## [Supplied data]
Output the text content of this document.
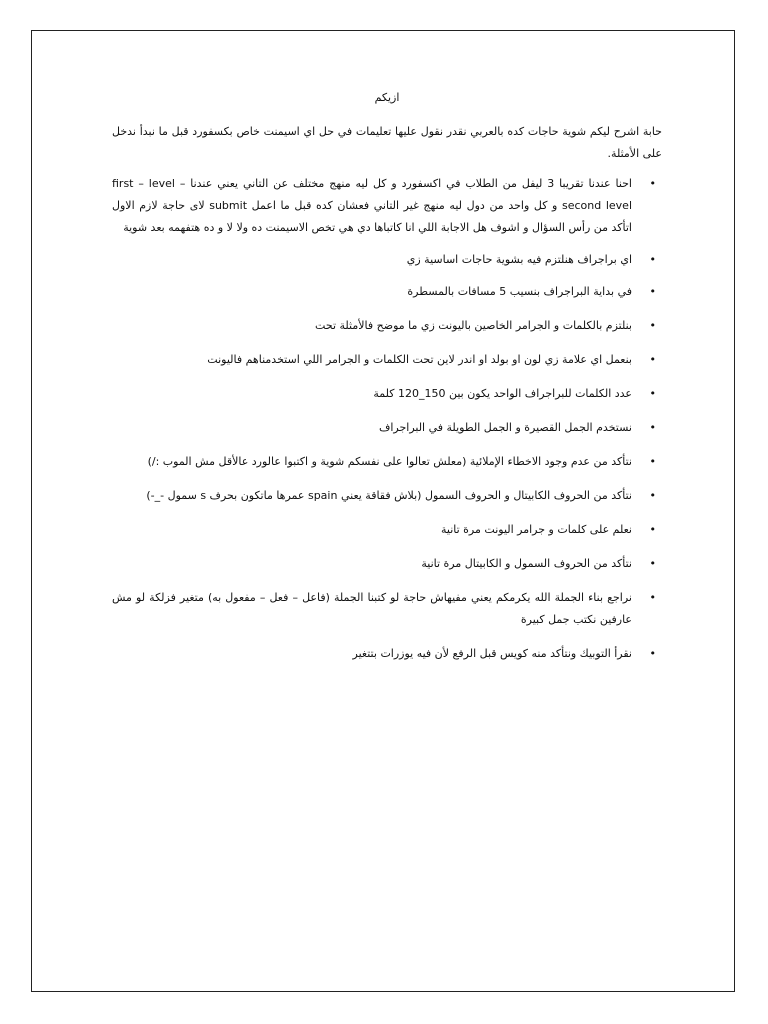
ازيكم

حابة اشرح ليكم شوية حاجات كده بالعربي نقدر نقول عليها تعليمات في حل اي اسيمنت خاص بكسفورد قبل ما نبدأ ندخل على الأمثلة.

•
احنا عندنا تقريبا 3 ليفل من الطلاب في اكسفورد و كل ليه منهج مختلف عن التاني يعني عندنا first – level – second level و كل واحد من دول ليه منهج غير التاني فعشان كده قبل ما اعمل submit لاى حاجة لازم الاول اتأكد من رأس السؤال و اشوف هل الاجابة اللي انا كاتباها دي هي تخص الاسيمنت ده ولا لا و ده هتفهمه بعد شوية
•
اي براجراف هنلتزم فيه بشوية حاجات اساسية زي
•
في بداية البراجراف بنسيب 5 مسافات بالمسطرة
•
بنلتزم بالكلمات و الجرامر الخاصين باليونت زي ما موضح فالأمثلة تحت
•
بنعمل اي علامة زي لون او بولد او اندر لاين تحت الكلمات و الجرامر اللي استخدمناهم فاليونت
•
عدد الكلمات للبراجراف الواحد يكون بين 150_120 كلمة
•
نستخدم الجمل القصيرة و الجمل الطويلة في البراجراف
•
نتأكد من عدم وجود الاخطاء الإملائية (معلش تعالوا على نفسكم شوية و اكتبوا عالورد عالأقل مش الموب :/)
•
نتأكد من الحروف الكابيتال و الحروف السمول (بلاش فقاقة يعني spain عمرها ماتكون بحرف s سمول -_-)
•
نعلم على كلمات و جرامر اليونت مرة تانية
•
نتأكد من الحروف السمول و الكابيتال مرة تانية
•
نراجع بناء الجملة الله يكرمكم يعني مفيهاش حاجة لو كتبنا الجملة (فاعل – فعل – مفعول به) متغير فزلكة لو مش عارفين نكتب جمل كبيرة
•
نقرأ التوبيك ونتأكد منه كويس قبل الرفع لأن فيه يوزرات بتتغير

* * *

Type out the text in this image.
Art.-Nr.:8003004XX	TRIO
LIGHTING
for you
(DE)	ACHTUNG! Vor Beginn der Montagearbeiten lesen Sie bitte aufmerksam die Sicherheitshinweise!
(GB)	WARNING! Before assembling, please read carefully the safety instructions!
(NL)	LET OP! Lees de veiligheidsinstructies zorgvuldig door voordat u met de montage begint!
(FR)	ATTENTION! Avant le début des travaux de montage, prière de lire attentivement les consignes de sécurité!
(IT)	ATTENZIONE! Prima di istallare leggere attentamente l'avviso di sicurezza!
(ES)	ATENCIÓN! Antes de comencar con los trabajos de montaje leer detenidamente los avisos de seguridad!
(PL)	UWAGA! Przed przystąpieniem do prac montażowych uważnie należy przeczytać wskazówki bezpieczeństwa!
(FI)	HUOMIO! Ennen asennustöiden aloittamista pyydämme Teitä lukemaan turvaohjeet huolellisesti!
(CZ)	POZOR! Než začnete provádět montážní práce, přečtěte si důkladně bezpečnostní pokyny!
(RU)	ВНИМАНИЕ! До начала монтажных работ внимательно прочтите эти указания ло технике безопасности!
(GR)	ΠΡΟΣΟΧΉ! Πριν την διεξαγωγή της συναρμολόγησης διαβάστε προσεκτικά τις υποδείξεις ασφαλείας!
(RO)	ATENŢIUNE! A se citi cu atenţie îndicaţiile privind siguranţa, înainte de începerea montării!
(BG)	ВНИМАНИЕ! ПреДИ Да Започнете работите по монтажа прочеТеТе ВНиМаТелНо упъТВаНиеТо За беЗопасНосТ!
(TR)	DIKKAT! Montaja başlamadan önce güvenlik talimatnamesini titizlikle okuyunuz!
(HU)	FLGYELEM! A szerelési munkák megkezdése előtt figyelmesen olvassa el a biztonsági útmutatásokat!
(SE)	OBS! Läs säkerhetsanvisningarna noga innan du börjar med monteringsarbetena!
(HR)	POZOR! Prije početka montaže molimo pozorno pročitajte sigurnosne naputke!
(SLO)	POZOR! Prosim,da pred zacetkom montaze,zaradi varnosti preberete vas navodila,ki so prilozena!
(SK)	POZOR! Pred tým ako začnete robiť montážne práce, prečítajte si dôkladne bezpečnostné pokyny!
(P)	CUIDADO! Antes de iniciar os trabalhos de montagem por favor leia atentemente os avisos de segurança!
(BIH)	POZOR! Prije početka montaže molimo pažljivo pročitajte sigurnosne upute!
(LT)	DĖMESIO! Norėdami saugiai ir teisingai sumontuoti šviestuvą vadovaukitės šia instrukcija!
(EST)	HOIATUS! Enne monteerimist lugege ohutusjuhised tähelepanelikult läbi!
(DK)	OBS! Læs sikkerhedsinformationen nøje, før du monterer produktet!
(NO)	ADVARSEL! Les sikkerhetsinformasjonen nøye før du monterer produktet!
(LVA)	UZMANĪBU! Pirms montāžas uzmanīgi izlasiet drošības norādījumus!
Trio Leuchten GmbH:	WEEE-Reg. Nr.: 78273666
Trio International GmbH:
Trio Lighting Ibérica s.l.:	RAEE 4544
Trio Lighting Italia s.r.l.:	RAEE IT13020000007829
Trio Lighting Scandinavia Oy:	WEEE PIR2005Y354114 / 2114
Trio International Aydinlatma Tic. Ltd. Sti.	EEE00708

## [Your goal]
Lines holding the word "pokyny" in the entries above are the ones to pull out. Copy them all.

## [Correct answer]
(CZ)	POZOR! Než začnete provádět montážní práce, přečtěte si důkladně bezpečnostní pokyny!
(SK)	POZOR! Pred tým ako začnete robiť montážne práce, prečítajte si dôkladne bezpečnostné pokyny!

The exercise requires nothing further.